**Stated exercise**
Search the material for the string "image", then return every line where it is found.

** begin **

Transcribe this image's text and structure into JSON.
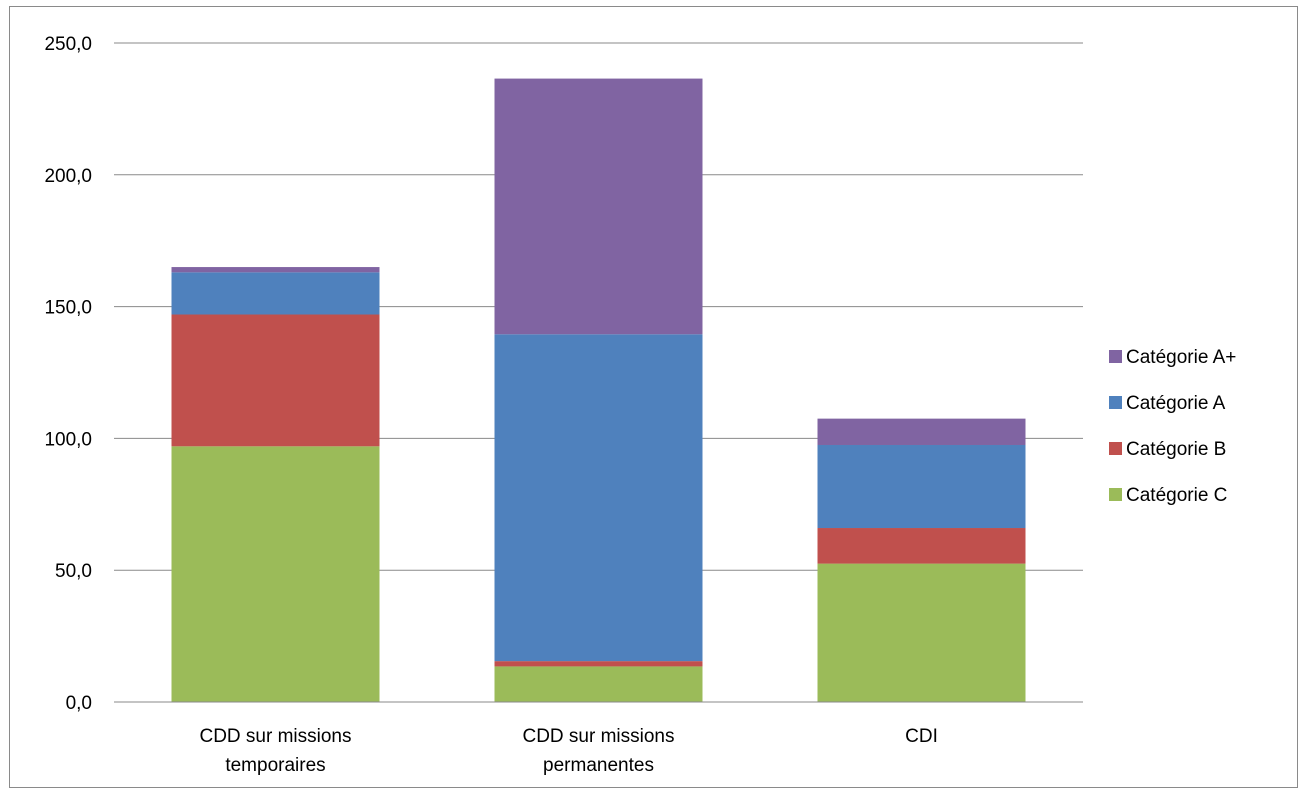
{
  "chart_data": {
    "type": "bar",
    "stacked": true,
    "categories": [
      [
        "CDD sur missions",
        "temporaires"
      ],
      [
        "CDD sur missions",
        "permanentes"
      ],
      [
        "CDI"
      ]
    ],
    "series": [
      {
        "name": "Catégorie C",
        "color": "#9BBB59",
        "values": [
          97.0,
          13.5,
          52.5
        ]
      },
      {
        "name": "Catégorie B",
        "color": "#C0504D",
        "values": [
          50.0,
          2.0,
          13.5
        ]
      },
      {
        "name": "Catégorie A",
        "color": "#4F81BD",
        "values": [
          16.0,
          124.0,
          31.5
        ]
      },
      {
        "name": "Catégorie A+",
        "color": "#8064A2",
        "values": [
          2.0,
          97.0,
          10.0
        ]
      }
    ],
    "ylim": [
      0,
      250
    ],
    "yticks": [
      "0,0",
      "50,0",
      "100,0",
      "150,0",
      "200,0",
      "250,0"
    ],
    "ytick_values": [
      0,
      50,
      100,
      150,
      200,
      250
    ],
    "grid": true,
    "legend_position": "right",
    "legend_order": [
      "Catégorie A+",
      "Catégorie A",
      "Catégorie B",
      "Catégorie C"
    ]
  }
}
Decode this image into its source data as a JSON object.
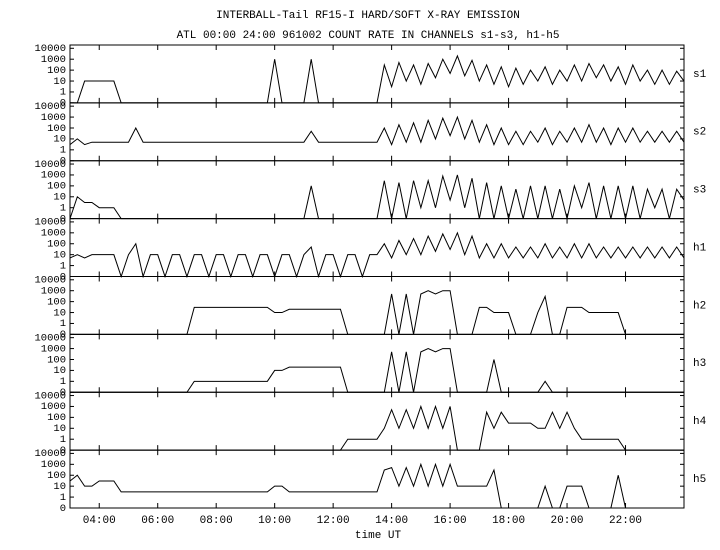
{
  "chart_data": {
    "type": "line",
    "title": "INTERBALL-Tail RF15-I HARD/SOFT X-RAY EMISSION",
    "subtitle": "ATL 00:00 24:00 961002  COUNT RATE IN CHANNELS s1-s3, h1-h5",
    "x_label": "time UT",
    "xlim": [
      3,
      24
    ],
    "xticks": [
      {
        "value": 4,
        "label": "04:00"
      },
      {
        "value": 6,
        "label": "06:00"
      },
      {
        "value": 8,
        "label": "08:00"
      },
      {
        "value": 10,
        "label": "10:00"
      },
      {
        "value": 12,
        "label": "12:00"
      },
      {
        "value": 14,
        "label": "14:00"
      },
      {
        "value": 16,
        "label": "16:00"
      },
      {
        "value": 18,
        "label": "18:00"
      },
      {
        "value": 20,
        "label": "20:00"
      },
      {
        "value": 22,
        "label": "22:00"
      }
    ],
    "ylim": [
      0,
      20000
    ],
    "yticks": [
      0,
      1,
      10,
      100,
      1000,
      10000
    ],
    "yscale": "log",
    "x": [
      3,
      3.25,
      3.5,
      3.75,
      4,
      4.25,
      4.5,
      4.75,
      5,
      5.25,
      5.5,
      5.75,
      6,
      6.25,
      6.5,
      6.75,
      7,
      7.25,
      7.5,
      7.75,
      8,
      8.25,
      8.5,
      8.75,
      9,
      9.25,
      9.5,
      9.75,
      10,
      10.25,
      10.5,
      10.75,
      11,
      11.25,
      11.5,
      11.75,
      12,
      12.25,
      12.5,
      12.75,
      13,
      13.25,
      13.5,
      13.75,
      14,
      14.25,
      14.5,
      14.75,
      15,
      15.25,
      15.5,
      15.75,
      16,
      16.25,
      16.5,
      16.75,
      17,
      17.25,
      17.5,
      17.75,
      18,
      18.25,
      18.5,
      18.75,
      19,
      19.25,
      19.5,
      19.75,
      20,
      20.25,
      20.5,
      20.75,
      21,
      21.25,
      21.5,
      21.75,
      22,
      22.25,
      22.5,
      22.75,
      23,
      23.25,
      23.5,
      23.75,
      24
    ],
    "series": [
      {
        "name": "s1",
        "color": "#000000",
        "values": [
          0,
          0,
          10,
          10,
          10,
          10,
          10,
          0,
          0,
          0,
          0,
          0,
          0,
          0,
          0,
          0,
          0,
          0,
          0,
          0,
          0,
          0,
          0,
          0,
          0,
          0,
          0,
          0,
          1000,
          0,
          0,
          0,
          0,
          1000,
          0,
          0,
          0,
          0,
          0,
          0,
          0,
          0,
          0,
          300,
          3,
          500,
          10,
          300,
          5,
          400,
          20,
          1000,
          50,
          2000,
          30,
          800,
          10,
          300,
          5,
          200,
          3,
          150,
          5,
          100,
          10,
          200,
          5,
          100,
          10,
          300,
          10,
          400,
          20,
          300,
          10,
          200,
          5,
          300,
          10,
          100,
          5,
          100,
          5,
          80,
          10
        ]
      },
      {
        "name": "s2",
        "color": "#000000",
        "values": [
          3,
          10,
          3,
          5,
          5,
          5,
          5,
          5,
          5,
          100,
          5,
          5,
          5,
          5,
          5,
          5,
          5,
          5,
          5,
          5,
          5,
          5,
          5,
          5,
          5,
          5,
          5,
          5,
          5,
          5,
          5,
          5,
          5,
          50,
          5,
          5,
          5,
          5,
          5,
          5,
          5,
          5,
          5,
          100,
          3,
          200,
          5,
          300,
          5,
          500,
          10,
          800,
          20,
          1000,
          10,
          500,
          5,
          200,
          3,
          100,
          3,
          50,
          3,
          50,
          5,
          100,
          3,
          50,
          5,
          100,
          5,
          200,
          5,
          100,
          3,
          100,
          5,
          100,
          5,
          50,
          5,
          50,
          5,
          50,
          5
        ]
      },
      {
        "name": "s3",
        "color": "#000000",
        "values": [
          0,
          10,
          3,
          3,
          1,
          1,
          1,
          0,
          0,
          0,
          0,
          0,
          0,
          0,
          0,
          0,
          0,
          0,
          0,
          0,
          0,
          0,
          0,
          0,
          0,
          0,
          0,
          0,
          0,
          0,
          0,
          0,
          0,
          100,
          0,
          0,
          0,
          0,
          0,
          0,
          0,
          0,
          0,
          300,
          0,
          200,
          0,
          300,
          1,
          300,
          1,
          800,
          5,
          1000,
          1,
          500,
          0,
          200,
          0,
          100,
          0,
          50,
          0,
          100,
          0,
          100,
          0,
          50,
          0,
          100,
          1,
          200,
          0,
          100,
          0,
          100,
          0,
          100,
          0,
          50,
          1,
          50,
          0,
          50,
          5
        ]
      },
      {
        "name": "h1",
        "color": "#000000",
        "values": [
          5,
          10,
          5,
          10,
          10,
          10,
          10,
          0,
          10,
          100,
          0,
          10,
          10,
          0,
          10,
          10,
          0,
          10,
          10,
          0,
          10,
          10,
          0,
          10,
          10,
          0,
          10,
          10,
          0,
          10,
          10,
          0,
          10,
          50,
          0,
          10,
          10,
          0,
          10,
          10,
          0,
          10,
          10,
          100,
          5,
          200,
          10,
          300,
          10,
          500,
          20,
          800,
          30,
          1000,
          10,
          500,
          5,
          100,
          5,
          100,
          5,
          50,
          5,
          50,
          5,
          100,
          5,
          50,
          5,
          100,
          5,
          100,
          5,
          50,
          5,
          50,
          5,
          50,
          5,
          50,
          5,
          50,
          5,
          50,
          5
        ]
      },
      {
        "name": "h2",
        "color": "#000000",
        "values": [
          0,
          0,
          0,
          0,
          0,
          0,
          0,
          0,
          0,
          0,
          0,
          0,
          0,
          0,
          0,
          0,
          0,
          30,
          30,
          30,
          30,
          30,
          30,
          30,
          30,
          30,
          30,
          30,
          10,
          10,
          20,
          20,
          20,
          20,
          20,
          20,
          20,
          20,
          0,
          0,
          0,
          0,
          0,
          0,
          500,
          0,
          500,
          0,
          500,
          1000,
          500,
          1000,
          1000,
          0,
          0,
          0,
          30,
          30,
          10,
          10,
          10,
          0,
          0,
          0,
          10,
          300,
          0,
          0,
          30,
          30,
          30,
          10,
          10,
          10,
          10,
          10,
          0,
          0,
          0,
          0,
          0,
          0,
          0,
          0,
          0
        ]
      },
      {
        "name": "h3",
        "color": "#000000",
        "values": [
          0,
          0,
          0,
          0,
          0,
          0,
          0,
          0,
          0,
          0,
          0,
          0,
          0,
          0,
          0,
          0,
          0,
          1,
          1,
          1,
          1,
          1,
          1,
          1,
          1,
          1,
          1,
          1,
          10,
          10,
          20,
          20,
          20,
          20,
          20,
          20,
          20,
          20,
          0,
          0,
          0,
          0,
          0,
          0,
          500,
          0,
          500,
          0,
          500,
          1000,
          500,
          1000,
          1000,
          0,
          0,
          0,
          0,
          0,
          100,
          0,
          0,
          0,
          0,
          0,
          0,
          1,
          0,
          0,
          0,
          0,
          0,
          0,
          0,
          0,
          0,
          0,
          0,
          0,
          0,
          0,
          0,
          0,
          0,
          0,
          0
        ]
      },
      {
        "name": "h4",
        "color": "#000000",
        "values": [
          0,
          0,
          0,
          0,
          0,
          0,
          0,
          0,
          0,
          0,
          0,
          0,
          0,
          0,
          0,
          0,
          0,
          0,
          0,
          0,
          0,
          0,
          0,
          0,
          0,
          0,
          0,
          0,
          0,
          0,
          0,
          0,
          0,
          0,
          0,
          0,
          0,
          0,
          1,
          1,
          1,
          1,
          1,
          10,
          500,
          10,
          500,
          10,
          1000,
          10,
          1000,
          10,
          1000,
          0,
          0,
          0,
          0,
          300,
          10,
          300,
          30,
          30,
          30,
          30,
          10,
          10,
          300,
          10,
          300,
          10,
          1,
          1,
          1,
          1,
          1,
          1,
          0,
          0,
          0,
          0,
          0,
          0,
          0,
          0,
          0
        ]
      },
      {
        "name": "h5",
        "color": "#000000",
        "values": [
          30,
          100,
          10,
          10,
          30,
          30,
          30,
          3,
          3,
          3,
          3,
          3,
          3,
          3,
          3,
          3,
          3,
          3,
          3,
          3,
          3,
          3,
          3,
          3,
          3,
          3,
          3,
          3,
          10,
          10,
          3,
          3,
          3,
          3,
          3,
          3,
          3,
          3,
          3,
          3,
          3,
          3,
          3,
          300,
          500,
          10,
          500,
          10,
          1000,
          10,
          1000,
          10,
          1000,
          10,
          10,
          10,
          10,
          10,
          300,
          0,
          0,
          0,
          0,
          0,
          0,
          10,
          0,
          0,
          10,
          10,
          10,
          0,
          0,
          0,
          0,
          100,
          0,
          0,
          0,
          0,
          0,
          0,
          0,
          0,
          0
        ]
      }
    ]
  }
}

** end **
** begin **

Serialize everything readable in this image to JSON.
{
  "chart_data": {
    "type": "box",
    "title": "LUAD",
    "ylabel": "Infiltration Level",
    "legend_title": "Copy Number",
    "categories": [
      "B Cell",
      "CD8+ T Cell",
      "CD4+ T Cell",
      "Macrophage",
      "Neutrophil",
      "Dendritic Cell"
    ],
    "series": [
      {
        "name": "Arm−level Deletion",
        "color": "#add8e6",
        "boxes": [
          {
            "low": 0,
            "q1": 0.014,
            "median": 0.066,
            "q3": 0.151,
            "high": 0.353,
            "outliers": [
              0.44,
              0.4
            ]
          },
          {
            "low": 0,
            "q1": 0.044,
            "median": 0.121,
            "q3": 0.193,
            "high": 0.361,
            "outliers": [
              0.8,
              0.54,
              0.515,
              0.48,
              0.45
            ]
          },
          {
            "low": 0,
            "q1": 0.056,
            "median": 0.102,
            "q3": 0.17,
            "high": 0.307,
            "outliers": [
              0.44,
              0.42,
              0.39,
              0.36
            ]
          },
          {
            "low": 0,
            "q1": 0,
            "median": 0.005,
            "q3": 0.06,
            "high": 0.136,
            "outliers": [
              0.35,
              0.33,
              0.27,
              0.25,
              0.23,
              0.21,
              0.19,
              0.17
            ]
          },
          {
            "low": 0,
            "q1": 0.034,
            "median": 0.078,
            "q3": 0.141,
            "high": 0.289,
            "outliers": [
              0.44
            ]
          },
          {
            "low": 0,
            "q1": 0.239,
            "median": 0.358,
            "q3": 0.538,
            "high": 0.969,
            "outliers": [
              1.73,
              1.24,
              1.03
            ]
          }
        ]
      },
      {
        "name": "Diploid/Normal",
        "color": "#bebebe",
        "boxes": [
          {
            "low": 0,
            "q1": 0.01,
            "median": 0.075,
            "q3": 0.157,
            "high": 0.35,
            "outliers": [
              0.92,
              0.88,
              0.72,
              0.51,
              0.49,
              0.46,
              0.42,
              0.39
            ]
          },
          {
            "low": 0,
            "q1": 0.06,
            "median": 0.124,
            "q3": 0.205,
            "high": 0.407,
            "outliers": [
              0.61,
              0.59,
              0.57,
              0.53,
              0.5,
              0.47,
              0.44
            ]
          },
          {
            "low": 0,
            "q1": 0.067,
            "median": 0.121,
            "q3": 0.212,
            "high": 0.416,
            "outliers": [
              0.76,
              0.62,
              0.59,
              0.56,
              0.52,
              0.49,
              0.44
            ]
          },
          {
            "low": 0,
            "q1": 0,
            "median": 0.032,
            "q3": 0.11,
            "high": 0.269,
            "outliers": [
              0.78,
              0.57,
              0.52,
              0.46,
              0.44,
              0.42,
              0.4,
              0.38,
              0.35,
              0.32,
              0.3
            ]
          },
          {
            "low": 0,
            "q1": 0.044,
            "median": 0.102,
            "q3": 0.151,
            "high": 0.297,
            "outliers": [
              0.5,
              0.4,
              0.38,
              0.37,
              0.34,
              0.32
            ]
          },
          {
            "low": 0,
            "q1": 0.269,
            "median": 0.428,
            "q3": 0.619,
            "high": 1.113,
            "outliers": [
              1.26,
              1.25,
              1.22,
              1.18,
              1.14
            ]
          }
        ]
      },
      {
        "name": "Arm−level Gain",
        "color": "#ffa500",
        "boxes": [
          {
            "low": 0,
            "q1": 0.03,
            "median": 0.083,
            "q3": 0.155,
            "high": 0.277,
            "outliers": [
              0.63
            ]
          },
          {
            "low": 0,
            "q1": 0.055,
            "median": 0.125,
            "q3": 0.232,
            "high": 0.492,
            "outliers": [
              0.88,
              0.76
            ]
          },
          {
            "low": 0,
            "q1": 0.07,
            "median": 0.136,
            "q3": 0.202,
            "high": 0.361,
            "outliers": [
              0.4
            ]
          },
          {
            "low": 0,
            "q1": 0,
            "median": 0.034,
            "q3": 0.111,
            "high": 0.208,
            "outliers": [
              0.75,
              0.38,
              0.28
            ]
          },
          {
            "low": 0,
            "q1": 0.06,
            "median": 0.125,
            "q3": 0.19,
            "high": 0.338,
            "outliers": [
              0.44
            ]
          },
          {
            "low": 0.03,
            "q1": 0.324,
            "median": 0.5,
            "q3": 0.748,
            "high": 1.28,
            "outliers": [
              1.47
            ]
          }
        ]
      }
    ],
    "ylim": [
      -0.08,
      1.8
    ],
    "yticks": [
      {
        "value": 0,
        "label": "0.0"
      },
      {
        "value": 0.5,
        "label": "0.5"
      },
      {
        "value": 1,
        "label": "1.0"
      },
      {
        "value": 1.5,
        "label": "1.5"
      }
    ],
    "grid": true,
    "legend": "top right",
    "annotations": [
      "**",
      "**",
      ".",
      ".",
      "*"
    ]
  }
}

** end **
** begin **

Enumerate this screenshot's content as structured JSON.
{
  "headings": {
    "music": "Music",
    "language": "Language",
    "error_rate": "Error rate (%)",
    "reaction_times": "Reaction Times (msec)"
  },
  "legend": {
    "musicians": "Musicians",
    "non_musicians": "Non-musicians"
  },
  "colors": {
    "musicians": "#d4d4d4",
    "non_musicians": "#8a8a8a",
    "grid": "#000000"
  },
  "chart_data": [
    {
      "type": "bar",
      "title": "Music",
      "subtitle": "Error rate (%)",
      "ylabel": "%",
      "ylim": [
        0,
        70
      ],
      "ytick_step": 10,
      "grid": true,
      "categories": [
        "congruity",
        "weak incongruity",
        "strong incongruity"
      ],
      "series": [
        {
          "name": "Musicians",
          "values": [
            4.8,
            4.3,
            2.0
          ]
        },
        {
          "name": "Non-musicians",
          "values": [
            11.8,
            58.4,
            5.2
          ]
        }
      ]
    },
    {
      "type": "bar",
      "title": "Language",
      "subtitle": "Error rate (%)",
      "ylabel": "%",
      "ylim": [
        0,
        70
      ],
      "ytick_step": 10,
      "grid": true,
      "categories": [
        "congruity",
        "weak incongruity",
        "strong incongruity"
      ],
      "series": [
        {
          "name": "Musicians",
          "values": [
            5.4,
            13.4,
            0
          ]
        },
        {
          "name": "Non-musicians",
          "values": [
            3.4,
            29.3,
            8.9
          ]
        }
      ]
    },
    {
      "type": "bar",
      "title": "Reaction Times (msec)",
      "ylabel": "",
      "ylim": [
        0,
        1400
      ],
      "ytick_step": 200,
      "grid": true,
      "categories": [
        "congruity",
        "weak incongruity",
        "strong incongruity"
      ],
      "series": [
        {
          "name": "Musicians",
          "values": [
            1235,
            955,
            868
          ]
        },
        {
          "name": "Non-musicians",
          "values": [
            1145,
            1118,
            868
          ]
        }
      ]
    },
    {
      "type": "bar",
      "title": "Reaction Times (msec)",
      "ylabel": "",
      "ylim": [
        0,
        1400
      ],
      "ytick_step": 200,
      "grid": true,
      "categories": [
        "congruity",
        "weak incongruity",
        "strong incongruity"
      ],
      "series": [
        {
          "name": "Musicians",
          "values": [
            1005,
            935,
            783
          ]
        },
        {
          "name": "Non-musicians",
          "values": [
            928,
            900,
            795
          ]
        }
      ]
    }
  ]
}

** end **

**Problem solution**
Transcribe this image's text and structure into JSON.
Decode this image into its source data as a JSON object.
Serialize everything readable in this image to JSON.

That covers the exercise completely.